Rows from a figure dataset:
__________

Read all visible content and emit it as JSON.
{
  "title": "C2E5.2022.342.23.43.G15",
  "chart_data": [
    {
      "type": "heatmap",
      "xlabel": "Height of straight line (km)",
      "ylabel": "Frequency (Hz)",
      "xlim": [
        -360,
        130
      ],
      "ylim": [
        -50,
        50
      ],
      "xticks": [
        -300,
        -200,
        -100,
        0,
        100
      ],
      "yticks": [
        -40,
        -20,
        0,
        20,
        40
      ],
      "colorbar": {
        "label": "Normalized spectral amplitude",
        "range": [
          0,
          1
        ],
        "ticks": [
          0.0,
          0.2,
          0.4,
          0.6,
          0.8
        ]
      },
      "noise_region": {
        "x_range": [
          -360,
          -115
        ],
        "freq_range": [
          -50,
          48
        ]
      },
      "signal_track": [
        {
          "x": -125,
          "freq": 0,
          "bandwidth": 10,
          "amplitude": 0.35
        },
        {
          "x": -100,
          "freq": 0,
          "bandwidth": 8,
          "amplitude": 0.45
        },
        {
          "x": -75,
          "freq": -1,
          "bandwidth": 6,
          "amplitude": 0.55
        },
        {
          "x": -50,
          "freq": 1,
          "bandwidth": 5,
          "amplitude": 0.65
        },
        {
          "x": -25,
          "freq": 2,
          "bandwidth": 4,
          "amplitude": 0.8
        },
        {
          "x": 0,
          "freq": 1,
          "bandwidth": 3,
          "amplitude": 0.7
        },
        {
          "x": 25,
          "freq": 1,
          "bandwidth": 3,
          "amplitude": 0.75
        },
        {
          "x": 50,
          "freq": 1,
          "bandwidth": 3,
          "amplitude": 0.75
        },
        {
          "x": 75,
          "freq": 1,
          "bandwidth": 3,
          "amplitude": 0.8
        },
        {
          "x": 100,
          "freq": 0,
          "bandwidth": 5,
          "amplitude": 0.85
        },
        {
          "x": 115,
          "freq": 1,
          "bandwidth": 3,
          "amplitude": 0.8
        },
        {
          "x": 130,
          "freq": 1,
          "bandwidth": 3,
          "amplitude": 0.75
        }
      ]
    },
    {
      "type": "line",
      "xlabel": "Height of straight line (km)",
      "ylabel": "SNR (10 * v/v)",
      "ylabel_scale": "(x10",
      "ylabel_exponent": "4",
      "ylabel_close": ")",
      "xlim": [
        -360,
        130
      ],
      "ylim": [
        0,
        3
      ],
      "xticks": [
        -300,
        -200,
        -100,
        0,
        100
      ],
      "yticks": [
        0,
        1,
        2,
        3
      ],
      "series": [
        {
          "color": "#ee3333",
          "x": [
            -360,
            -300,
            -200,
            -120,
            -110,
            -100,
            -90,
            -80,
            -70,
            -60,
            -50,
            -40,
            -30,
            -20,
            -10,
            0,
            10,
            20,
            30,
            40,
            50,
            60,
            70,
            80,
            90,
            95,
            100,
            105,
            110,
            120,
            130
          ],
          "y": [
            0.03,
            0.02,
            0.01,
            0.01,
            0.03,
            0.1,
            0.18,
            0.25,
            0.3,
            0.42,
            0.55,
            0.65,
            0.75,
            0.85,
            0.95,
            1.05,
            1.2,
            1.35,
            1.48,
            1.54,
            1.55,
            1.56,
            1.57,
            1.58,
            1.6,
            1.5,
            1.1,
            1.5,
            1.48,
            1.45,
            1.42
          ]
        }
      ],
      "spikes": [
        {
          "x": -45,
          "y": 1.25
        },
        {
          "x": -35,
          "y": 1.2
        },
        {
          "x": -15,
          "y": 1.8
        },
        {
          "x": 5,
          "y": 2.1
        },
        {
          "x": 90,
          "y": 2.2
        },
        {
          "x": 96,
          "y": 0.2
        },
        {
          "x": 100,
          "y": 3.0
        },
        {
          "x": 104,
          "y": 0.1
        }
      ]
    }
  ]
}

__________

Reproduce the material exactly, with every line intact.

RESULT FOR THIS TASK:
Read all visible content and emit it as JSON.
{
  "title": "C2E5.2022.342.23.43.G15",
  "chart_data": [
    {
      "type": "heatmap",
      "xlabel": "Height of straight line (km)",
      "ylabel": "Frequency (Hz)",
      "xlim": [
        -360,
        130
      ],
      "ylim": [
        -50,
        50
      ],
      "xticks": [
        -300,
        -200,
        -100,
        0,
        100
      ],
      "yticks": [
        -40,
        -20,
        0,
        20,
        40
      ],
      "colorbar": {
        "label": "Normalized spectral amplitude",
        "range": [
          0,
          1
        ],
        "ticks": [
          0.0,
          0.2,
          0.4,
          0.6,
          0.8
        ]
      },
      "noise_region": {
        "x_range": [
          -360,
          -115
        ],
        "freq_range": [
          -50,
          48
        ]
      },
      "signal_track": [
        {
          "x": -125,
          "freq": 0,
          "bandwidth": 10,
          "amplitude": 0.35
        },
        {
          "x": -100,
          "freq": 0,
          "bandwidth": 8,
          "amplitude": 0.45
        },
        {
          "x": -75,
          "freq": -1,
          "bandwidth": 6,
          "amplitude": 0.55
        },
        {
          "x": -50,
          "freq": 1,
          "bandwidth": 5,
          "amplitude": 0.65
        },
        {
          "x": -25,
          "freq": 2,
          "bandwidth": 4,
          "amplitude": 0.8
        },
        {
          "x": 0,
          "freq": 1,
          "bandwidth": 3,
          "amplitude": 0.7
        },
        {
          "x": 25,
          "freq": 1,
          "bandwidth": 3,
          "amplitude": 0.75
        },
        {
          "x": 50,
          "freq": 1,
          "bandwidth": 3,
          "amplitude": 0.75
        },
        {
          "x": 75,
          "freq": 1,
          "bandwidth": 3,
          "amplitude": 0.8
        },
        {
          "x": 100,
          "freq": 0,
          "bandwidth": 5,
          "amplitude": 0.85
        },
        {
          "x": 115,
          "freq": 1,
          "bandwidth": 3,
          "amplitude": 0.8
        },
        {
          "x": 130,
          "freq": 1,
          "bandwidth": 3,
          "amplitude": 0.75
        }
      ]
    },
    {
      "type": "line",
      "xlabel": "Height of straight line (km)",
      "ylabel": "SNR (10 * v/v)",
      "ylabel_scale": "(x10",
      "ylabel_exponent": "4",
      "ylabel_close": ")",
      "xlim": [
        -360,
        130
      ],
      "ylim": [
        0,
        3
      ],
      "xticks": [
        -300,
        -200,
        -100,
        0,
        100
      ],
      "yticks": [
        0,
        1,
        2,
        3
      ],
      "series": [
        {
          "color": "#ee3333",
          "x": [
            -360,
            -300,
            -200,
            -120,
            -110,
            -100,
            -90,
            -80,
            -70,
            -60,
            -50,
            -40,
            -30,
            -20,
            -10,
            0,
            10,
            20,
            30,
            40,
            50,
            60,
            70,
            80,
            90,
            95,
            100,
            105,
            110,
            120,
            130
          ],
          "y": [
            0.03,
            0.02,
            0.01,
            0.01,
            0.03,
            0.1,
            0.18,
            0.25,
            0.3,
            0.42,
            0.55,
            0.65,
            0.75,
            0.85,
            0.95,
            1.05,
            1.2,
            1.35,
            1.48,
            1.54,
            1.55,
            1.56,
            1.57,
            1.58,
            1.6,
            1.5,
            1.1,
            1.5,
            1.48,
            1.45,
            1.42
          ]
        }
      ],
      "spikes": [
        {
          "x": -45,
          "y": 1.25
        },
        {
          "x": -35,
          "y": 1.2
        },
        {
          "x": -15,
          "y": 1.8
        },
        {
          "x": 5,
          "y": 2.1
        },
        {
          "x": 90,
          "y": 2.2
        },
        {
          "x": 96,
          "y": 0.2
        },
        {
          "x": 100,
          "y": 3.0
        },
        {
          "x": 104,
          "y": 0.1
        }
      ]
    }
  ]
}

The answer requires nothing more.